___ DATA ROWS
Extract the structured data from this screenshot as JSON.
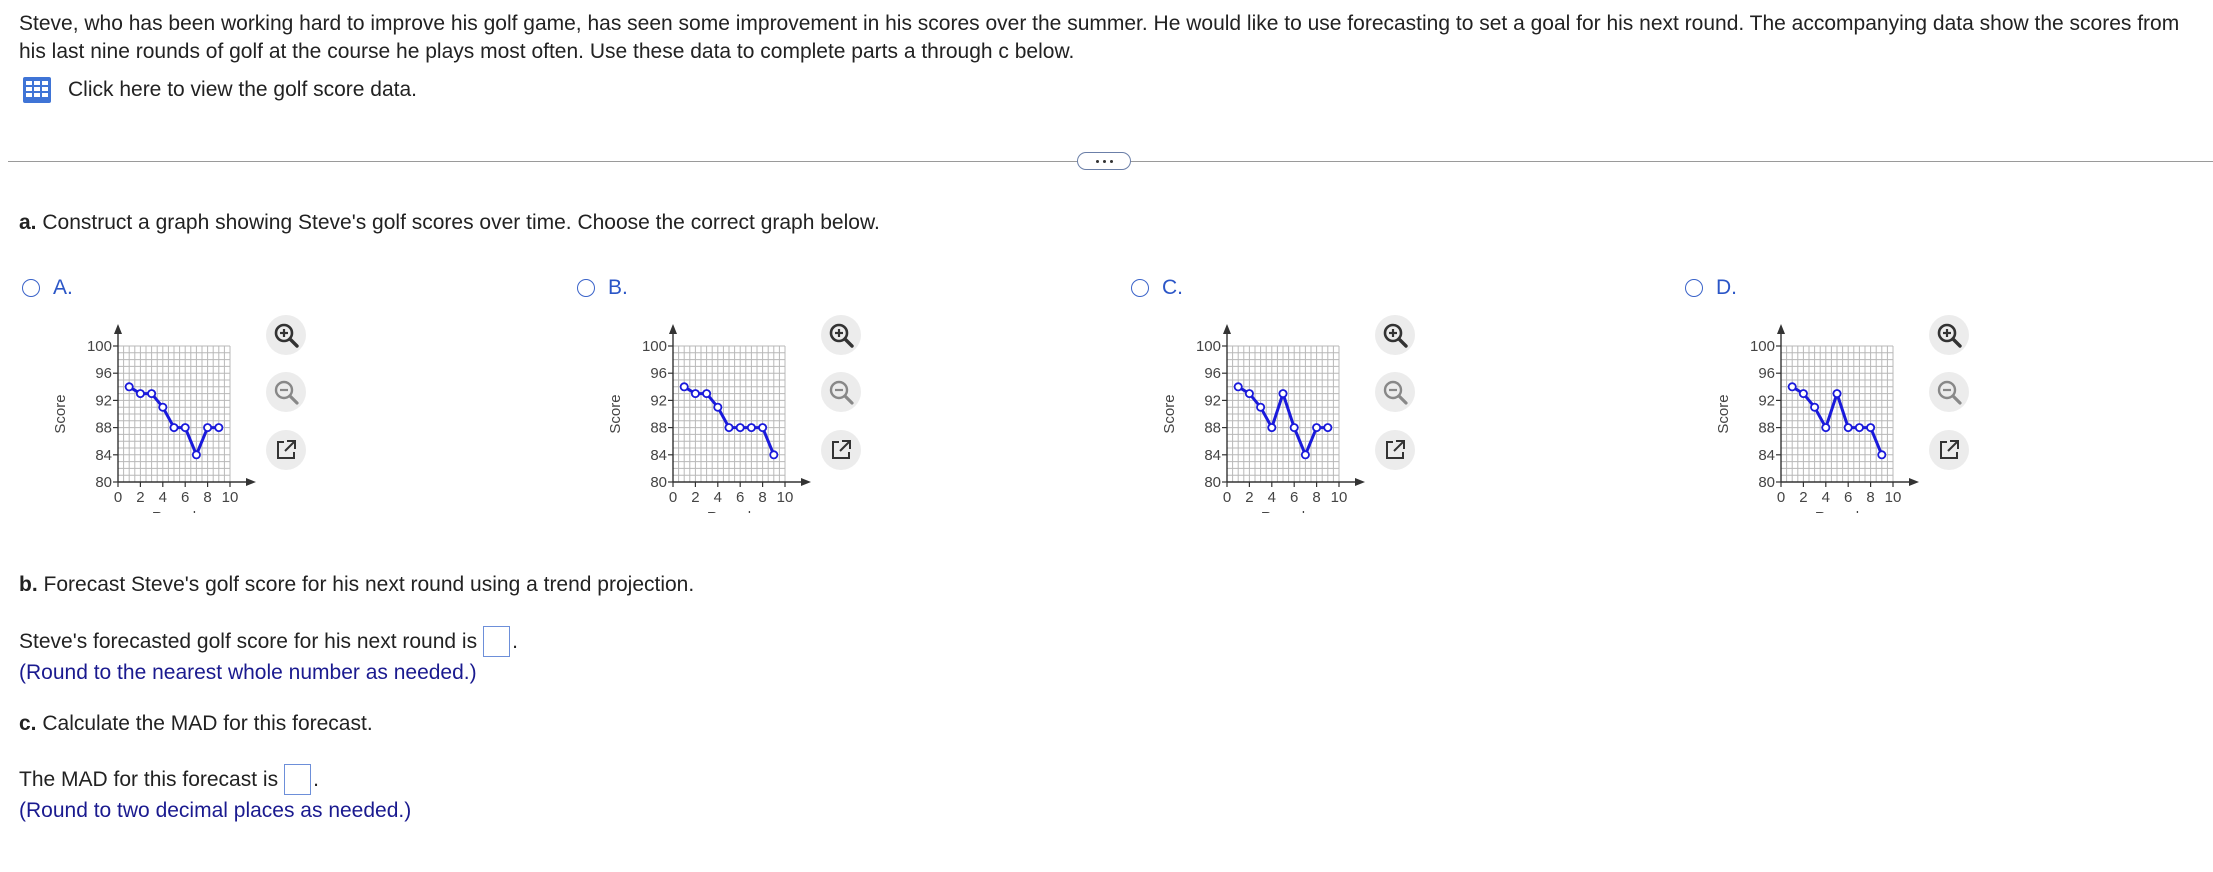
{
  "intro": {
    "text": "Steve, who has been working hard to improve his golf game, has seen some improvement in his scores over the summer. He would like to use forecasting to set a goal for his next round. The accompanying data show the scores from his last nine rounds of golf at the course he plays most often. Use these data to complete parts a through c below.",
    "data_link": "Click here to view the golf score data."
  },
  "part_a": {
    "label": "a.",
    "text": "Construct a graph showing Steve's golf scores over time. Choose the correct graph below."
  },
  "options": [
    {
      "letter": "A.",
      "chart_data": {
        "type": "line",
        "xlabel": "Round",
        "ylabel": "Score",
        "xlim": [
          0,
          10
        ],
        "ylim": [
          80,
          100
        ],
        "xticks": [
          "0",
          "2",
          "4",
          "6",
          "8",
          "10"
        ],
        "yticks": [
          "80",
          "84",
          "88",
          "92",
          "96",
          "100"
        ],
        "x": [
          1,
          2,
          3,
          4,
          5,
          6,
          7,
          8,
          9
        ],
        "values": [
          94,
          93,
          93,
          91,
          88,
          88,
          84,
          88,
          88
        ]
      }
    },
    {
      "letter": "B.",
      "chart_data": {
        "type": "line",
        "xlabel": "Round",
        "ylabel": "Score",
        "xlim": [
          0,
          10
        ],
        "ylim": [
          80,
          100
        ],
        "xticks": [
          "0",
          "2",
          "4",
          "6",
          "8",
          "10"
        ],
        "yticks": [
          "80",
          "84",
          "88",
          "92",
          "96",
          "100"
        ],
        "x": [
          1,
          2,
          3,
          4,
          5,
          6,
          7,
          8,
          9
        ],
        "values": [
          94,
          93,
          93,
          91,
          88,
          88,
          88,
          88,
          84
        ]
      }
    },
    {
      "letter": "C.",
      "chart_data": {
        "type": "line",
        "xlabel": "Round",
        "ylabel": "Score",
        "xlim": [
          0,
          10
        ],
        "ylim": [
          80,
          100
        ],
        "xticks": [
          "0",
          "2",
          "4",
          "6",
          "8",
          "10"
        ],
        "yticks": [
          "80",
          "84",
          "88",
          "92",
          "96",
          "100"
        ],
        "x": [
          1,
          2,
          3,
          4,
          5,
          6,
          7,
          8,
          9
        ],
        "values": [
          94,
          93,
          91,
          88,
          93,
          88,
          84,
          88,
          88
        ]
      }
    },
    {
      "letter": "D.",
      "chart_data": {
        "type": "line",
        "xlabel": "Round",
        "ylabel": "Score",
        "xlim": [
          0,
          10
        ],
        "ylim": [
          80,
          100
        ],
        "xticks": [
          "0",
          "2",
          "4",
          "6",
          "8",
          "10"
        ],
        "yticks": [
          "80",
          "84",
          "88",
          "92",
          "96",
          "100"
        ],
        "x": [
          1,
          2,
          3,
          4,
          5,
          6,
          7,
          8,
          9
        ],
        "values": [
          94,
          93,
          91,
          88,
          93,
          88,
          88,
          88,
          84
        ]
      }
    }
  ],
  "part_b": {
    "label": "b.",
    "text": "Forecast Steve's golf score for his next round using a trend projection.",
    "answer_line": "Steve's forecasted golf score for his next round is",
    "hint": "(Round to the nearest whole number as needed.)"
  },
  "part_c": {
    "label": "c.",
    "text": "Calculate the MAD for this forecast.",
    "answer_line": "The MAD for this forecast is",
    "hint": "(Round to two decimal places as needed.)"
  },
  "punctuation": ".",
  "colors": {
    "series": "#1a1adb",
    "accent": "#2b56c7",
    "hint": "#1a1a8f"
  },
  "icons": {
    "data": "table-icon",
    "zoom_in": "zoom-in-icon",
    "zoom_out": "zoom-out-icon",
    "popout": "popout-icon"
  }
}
______
■ PROBLEM TO WORK ON:
From start to finish, output the listing exactly, but omit its pictures.

■ RESULT BELOW:
Extract the structured data from this screenshot as JSON.
{
  "intro": {
    "text": "Steve, who has been working hard to improve his golf game, has seen some improvement in his scores over the summer. He would like to use forecasting to set a goal for his next round. The accompanying data show the scores from his last nine rounds of golf at the course he plays most often. Use these data to complete parts a through c below.",
    "data_link": "Click here to view the golf score data."
  },
  "part_a": {
    "label": "a.",
    "text": "Construct a graph showing Steve's golf scores over time. Choose the correct graph below."
  },
  "options": [
    {
      "letter": "A.",
      "chart_data": {
        "type": "line",
        "xlabel": "Round",
        "ylabel": "Score",
        "xlim": [
          0,
          10
        ],
        "ylim": [
          80,
          100
        ],
        "xticks": [
          "0",
          "2",
          "4",
          "6",
          "8",
          "10"
        ],
        "yticks": [
          "80",
          "84",
          "88",
          "92",
          "96",
          "100"
        ],
        "x": [
          1,
          2,
          3,
          4,
          5,
          6,
          7,
          8,
          9
        ],
        "values": [
          94,
          93,
          93,
          91,
          88,
          88,
          84,
          88,
          88
        ]
      }
    },
    {
      "letter": "B.",
      "chart_data": {
        "type": "line",
        "xlabel": "Round",
        "ylabel": "Score",
        "xlim": [
          0,
          10
        ],
        "ylim": [
          80,
          100
        ],
        "xticks": [
          "0",
          "2",
          "4",
          "6",
          "8",
          "10"
        ],
        "yticks": [
          "80",
          "84",
          "88",
          "92",
          "96",
          "100"
        ],
        "x": [
          1,
          2,
          3,
          4,
          5,
          6,
          7,
          8,
          9
        ],
        "values": [
          94,
          93,
          93,
          91,
          88,
          88,
          88,
          88,
          84
        ]
      }
    },
    {
      "letter": "C.",
      "chart_data": {
        "type": "line",
        "xlabel": "Round",
        "ylabel": "Score",
        "xlim": [
          0,
          10
        ],
        "ylim": [
          80,
          100
        ],
        "xticks": [
          "0",
          "2",
          "4",
          "6",
          "8",
          "10"
        ],
        "yticks": [
          "80",
          "84",
          "88",
          "92",
          "96",
          "100"
        ],
        "x": [
          1,
          2,
          3,
          4,
          5,
          6,
          7,
          8,
          9
        ],
        "values": [
          94,
          93,
          91,
          88,
          93,
          88,
          84,
          88,
          88
        ]
      }
    },
    {
      "letter": "D.",
      "chart_data": {
        "type": "line",
        "xlabel": "Round",
        "ylabel": "Score",
        "xlim": [
          0,
          10
        ],
        "ylim": [
          80,
          100
        ],
        "xticks": [
          "0",
          "2",
          "4",
          "6",
          "8",
          "10"
        ],
        "yticks": [
          "80",
          "84",
          "88",
          "92",
          "96",
          "100"
        ],
        "x": [
          1,
          2,
          3,
          4,
          5,
          6,
          7,
          8,
          9
        ],
        "values": [
          94,
          93,
          91,
          88,
          93,
          88,
          88,
          88,
          84
        ]
      }
    }
  ],
  "part_b": {
    "label": "b.",
    "text": "Forecast Steve's golf score for his next round using a trend projection.",
    "answer_line": "Steve's forecasted golf score for his next round is",
    "hint": "(Round to the nearest whole number as needed.)"
  },
  "part_c": {
    "label": "c.",
    "text": "Calculate the MAD for this forecast.",
    "answer_line": "The MAD for this forecast is",
    "hint": "(Round to two decimal places as needed.)"
  },
  "punctuation": ".",
  "colors": {
    "series": "#1a1adb",
    "accent": "#2b56c7",
    "hint": "#1a1a8f"
  },
  "icons": {
    "data": "table-icon",
    "zoom_in": "zoom-in-icon",
    "zoom_out": "zoom-out-icon",
    "popout": "popout-icon"
  }
}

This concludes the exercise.